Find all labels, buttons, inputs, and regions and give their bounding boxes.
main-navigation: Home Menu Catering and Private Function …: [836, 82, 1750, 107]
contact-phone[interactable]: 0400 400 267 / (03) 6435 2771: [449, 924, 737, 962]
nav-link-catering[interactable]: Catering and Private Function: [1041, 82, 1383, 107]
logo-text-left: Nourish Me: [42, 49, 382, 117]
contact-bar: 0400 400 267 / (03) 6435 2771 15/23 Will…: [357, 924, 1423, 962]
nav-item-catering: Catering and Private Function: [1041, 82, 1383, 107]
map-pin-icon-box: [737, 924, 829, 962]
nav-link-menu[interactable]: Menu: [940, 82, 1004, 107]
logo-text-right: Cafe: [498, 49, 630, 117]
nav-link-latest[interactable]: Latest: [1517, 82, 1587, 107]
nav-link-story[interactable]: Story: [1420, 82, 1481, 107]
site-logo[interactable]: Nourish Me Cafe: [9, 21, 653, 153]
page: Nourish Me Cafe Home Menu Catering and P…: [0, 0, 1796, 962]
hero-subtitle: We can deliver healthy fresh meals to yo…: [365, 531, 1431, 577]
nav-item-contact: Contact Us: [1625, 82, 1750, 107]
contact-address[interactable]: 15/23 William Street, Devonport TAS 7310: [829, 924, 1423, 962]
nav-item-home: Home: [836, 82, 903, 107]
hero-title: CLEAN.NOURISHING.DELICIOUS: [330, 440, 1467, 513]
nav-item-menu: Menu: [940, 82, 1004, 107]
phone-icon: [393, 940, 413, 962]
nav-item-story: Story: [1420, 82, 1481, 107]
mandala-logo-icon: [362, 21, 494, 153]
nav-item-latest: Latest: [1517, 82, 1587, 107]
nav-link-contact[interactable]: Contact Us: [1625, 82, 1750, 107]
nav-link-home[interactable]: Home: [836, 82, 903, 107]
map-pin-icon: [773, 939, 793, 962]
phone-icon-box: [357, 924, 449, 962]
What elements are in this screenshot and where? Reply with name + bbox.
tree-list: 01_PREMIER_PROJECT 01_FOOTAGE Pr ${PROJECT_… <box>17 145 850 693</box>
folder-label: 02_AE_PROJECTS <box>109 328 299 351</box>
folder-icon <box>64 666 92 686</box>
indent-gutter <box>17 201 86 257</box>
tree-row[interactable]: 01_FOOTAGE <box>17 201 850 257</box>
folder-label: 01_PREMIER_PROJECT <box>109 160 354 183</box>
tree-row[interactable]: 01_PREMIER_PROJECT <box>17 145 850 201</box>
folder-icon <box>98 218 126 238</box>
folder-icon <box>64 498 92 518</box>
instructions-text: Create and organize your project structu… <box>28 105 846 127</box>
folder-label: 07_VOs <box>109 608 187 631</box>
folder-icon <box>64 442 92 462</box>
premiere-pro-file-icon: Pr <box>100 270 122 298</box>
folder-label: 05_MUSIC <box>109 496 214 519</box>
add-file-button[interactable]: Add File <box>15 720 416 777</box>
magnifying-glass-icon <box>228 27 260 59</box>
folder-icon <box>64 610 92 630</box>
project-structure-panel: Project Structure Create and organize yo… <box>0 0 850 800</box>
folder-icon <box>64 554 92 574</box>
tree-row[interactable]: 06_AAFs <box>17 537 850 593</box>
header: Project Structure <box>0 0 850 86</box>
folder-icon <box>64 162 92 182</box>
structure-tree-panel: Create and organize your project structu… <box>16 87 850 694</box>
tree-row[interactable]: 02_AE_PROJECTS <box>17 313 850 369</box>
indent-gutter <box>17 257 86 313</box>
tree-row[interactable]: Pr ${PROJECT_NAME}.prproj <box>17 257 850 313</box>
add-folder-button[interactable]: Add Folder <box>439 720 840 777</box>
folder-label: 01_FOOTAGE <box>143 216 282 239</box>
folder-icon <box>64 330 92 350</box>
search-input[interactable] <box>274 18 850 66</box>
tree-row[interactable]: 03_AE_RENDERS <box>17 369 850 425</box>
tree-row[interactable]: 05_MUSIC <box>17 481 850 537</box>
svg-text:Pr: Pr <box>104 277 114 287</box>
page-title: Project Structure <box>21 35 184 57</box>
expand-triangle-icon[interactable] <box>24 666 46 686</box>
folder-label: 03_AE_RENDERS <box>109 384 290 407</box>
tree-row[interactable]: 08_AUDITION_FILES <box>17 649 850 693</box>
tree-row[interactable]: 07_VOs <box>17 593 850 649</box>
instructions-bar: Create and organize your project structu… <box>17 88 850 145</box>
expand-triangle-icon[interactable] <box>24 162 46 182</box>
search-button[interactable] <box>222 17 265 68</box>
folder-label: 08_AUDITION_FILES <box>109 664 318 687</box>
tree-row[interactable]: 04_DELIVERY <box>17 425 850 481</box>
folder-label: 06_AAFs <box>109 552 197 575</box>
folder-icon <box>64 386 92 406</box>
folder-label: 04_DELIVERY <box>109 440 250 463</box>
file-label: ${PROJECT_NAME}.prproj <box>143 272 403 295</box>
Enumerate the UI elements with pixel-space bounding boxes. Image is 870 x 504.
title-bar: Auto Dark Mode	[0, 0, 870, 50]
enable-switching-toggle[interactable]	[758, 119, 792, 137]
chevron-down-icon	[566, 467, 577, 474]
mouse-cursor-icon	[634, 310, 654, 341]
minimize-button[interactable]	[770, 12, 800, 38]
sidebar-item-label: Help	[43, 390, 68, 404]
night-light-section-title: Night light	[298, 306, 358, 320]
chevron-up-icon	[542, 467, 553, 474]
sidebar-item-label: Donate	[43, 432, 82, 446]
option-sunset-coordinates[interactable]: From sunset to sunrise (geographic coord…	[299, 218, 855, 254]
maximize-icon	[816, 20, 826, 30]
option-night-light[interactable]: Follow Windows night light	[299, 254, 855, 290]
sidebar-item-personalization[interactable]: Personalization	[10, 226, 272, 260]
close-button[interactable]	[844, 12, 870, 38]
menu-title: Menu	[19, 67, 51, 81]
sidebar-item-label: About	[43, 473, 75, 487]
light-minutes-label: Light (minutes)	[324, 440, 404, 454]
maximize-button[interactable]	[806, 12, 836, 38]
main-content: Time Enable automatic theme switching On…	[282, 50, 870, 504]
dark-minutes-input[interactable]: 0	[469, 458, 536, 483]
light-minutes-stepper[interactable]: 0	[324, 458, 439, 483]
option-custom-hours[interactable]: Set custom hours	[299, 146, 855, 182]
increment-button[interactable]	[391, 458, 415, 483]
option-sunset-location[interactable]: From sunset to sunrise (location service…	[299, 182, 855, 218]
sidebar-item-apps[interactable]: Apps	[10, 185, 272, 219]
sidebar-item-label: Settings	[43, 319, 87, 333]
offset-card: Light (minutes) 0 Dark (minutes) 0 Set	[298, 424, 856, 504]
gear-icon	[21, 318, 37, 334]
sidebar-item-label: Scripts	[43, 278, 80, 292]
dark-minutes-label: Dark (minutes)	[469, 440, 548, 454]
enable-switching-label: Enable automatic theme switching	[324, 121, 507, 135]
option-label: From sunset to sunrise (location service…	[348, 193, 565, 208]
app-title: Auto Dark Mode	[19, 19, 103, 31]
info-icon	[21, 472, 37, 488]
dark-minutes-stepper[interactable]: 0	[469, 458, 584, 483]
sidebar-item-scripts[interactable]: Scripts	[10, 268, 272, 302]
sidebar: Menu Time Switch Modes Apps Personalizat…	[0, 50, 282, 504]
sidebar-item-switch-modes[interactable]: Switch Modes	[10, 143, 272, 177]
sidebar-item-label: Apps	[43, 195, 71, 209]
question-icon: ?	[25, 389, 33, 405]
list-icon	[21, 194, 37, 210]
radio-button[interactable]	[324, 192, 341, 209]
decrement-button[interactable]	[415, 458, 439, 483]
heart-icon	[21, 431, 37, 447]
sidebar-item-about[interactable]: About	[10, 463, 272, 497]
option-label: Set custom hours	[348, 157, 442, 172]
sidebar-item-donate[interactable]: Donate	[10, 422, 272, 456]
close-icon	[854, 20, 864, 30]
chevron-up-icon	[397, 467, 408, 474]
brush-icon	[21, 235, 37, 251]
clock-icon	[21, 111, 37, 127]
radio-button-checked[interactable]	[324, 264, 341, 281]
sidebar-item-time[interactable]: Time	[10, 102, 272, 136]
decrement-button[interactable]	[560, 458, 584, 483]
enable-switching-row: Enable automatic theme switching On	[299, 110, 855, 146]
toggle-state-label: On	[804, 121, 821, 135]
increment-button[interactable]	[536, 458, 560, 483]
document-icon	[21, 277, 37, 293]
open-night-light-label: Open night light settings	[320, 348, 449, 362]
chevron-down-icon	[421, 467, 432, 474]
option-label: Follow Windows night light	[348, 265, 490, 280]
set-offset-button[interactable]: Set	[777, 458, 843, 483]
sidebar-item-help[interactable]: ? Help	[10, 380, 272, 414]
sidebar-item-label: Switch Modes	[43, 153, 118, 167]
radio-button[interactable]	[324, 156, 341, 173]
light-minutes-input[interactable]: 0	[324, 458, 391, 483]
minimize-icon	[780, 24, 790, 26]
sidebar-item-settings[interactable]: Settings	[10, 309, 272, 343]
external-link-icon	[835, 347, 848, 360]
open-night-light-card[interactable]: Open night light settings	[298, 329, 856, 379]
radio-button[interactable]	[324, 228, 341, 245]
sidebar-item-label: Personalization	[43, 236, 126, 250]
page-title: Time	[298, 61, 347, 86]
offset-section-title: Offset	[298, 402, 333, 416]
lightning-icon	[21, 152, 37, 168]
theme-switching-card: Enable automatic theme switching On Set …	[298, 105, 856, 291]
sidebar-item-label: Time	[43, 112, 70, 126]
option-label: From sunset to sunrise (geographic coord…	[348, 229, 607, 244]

# [Task requirements]
Return verbatim every line from the first line of the entries through the line containing "logo-text-right: Cafe: [498, 49, 630, 117]", with both ends included.

# [Output of the exercise]
Find all labels, buttons, inputs, and regions and give their bounding boxes.
main-navigation: Home Menu Catering and Private Function …: [836, 82, 1750, 107]
contact-phone[interactable]: 0400 400 267 / (03) 6435 2771: [449, 924, 737, 962]
nav-link-catering[interactable]: Catering and Private Function: [1041, 82, 1383, 107]
logo-text-left: Nourish Me: [42, 49, 382, 117]
contact-bar: 0400 400 267 / (03) 6435 2771 15/23 Will…: [357, 924, 1423, 962]
nav-item-catering: Catering and Private Function: [1041, 82, 1383, 107]
map-pin-icon-box: [737, 924, 829, 962]
nav-link-menu[interactable]: Menu: [940, 82, 1004, 107]
logo-text-right: Cafe: [498, 49, 630, 117]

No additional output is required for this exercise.